» **Passage provided**

-=-=-

RAGDOC - Semantic RAG System for Scientific Literature

Advanced Retrieval-Augmented Generation system with contextualized embeddings, smart batching, and reranking for scientific research papers.

A production-ready Model Context Protocol (MCP) server with a fully Contextualized pipeline for academic research, optimized for scientific literature retrieval.

Note: The legacy “hybrid mode” (Voyage-3-large embeddings) has been removed. All search paths now use contextualized embeddings + BM25 fusion; function names are preserved for compatibility.

🚀 Key Features

Contextualized Search (v1.7.0): Powered by Voyage-Context-3 (32k context window) for superior understanding of document structure.
Smart Batching: Robust handling of massive documents (700k+ tokens) with automatic batching and timeout management.

-=-=-

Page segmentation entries
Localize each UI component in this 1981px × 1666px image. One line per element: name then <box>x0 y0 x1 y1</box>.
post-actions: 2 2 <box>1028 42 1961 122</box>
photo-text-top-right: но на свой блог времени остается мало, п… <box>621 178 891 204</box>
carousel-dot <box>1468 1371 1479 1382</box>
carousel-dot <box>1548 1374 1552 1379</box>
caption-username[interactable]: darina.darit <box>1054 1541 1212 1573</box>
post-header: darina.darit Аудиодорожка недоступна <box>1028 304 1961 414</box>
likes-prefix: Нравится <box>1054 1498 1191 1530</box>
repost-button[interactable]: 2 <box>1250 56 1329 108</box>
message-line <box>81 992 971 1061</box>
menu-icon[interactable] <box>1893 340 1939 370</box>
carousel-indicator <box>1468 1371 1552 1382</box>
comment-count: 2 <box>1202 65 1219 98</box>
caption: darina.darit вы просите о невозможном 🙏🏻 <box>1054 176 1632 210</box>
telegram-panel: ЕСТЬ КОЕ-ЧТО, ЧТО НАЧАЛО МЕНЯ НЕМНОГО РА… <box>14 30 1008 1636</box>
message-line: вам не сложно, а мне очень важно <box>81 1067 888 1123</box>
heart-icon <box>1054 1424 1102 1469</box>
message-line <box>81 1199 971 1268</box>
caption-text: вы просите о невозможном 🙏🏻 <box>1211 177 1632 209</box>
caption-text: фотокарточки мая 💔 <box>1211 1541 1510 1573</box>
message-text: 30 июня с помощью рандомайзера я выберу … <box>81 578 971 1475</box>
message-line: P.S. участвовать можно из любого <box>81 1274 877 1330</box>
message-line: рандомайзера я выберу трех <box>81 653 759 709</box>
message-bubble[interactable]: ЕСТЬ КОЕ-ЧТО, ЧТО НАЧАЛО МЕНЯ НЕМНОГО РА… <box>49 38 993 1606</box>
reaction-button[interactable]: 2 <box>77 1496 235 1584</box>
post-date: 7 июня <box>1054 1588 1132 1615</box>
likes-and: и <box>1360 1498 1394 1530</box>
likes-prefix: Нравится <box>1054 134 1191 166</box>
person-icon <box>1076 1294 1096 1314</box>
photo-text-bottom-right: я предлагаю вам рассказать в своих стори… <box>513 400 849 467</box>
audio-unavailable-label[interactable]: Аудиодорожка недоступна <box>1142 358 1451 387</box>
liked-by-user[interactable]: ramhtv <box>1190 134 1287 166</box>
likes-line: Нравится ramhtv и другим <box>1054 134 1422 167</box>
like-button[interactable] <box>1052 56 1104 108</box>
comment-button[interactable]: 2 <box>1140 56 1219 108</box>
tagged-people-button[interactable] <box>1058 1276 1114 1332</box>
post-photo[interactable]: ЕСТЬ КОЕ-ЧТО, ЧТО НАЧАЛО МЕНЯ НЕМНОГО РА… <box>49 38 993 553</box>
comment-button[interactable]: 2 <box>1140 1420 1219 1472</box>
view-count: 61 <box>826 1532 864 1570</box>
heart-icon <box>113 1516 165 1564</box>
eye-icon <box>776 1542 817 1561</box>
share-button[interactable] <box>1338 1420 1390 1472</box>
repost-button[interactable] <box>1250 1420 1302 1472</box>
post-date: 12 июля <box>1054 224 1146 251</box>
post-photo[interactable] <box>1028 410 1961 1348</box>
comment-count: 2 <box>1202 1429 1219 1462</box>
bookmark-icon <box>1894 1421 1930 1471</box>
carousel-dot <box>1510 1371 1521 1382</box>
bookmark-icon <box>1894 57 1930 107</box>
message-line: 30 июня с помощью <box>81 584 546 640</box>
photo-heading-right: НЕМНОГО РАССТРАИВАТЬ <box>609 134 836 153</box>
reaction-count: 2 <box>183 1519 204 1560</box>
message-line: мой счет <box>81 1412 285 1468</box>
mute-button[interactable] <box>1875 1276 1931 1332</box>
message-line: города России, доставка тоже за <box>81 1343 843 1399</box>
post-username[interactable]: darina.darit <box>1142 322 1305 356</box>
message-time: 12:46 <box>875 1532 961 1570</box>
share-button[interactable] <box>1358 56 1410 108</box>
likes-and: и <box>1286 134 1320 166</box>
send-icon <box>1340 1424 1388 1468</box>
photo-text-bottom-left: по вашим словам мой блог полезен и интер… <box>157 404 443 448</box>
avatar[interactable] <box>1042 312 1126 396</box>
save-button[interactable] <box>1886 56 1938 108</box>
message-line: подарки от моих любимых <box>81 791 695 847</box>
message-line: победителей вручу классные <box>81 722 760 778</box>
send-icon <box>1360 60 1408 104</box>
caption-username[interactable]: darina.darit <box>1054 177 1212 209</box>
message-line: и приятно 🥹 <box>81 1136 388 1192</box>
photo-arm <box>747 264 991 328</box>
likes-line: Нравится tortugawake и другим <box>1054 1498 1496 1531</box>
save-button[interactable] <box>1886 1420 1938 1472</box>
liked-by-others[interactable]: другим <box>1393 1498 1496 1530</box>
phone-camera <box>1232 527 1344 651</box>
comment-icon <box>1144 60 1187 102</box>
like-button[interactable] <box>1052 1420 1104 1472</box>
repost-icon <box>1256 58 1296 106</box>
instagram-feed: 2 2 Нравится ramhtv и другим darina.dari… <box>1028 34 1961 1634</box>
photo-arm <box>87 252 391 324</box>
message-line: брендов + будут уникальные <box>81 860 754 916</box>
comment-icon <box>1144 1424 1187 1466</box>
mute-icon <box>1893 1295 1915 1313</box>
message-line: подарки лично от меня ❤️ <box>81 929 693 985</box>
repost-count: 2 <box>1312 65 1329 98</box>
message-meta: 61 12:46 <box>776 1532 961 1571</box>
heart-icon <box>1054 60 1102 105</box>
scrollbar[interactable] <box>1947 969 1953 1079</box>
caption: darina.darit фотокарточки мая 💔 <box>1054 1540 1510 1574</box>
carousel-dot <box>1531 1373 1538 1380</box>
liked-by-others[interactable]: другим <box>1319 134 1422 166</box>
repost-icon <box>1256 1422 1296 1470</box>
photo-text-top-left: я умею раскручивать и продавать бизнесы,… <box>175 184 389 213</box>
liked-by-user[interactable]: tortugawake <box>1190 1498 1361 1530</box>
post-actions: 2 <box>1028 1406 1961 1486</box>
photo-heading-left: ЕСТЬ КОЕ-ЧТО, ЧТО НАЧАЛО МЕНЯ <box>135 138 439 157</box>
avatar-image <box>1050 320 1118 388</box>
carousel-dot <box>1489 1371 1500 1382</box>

-=-=-

» **Exercises to complete**
A. Copy the RAGDOC overview from "Advanced Retrieval-Augmented Generation" to "scientific literature retrieval.".
B. Extend the RAGDOC overview by writing what would follow its last line.

» **Expected results**
A.
Advanced Retrieval-Augmented Generation system with contextualized embeddings, smart batching, and reranking for scientific research papers.

A production-ready Model Context Protocol (MCP) server with a fully Contextualized pipeline for academic research, optimized for scientific literature retrieval.

B.
Professional TUI: New ragdoc-menu.py interface with arrow navigation and real-time indexing feedback.
Evaluation System: Comprehensive RAG metrics (Recall, Precision, MRR, NDCG) with automated benchmarking.
Cohere Reranking: v3.5 for intelligent result ranking.
MCP Integration: Native integration with Claude Desktop and compatible applications.
Incremental Indexing: MD5-based change detection for efficient updates.

🛠️ Installation

Prerequisites

Python 3.10 or higher
API Keys: Voyage AI, Cohere (optional)
4GB+ RAM recommended

Quick Install (Windows/macOS/Linux)

# 1. Clone the repository
git clone https://github.com/tofunori/Ragdoc.git
cd Ragdoc

# 2. Create virtual environment
python -m venv ragdoc-env

# Windows
ragdoc-env\Scripts\activate
# macOS/Linux
source ragdoc-env/bin/activate

# 3. Install dependencies
pip install -r requirements.txt

# 4. Configure API keys (see Configuration section)

Detailed Installation

Windows (PowerShell)

# Create virtual environment
python -m venv ragdoc-env
.\ragdoc-env\Scripts\Activate.ps1

# Install dependencies
pip install -r requirements.txt

# Set environment variables
$env:VOYAGE_API_KEY = "your_voyage_api_key"
$env:COHERE_API_KEY = "your_cohere_api_key"

macOS/Linux (bash/zsh)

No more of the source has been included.